═════ DATA IN THIS EXERCISE

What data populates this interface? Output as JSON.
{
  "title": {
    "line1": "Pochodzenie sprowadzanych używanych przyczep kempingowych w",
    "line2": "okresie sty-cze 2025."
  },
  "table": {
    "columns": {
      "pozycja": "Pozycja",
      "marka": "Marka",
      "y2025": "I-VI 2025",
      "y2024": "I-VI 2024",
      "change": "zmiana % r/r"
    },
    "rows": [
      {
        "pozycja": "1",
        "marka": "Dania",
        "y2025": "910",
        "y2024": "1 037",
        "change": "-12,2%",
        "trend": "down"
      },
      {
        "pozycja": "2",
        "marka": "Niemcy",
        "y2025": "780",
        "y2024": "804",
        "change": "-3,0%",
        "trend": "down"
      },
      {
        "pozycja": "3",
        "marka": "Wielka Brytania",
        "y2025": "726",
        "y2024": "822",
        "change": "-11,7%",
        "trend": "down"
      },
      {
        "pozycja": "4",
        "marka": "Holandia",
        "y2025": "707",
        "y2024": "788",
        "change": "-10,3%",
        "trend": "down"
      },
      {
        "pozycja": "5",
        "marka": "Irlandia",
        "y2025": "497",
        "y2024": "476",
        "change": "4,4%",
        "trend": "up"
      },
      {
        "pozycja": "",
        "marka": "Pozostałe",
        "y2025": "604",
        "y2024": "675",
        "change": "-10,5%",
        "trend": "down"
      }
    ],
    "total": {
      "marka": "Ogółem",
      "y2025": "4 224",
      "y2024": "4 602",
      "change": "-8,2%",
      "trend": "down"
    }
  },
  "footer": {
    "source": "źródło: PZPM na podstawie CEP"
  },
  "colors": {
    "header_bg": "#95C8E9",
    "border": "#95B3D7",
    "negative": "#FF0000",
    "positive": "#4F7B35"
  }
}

══════════

WRITTEN INSTRUCTION: Copy the material above, line for line.

OUTPUT OF THE TASK:
What data populates this interface? Output as JSON.
{
  "title": {
    "line1": "Pochodzenie sprowadzanych używanych przyczep kempingowych w",
    "line2": "okresie sty-cze 2025."
  },
  "table": {
    "columns": {
      "pozycja": "Pozycja",
      "marka": "Marka",
      "y2025": "I-VI 2025",
      "y2024": "I-VI 2024",
      "change": "zmiana % r/r"
    },
    "rows": [
      {
        "pozycja": "1",
        "marka": "Dania",
        "y2025": "910",
        "y2024": "1 037",
        "change": "-12,2%",
        "trend": "down"
      },
      {
        "pozycja": "2",
        "marka": "Niemcy",
        "y2025": "780",
        "y2024": "804",
        "change": "-3,0%",
        "trend": "down"
      },
      {
        "pozycja": "3",
        "marka": "Wielka Brytania",
        "y2025": "726",
        "y2024": "822",
        "change": "-11,7%",
        "trend": "down"
      },
      {
        "pozycja": "4",
        "marka": "Holandia",
        "y2025": "707",
        "y2024": "788",
        "change": "-10,3%",
        "trend": "down"
      },
      {
        "pozycja": "5",
        "marka": "Irlandia",
        "y2025": "497",
        "y2024": "476",
        "change": "4,4%",
        "trend": "up"
      },
      {
        "pozycja": "",
        "marka": "Pozostałe",
        "y2025": "604",
        "y2024": "675",
        "change": "-10,5%",
        "trend": "down"
      }
    ],
    "total": {
      "marka": "Ogółem",
      "y2025": "4 224",
      "y2024": "4 602",
      "change": "-8,2%",
      "trend": "down"
    }
  },
  "footer": {
    "source": "źródło: PZPM na podstawie CEP"
  },
  "colors": {
    "header_bg": "#95C8E9",
    "border": "#95B3D7",
    "negative": "#FF0000",
    "positive": "#4F7B35"
  }
}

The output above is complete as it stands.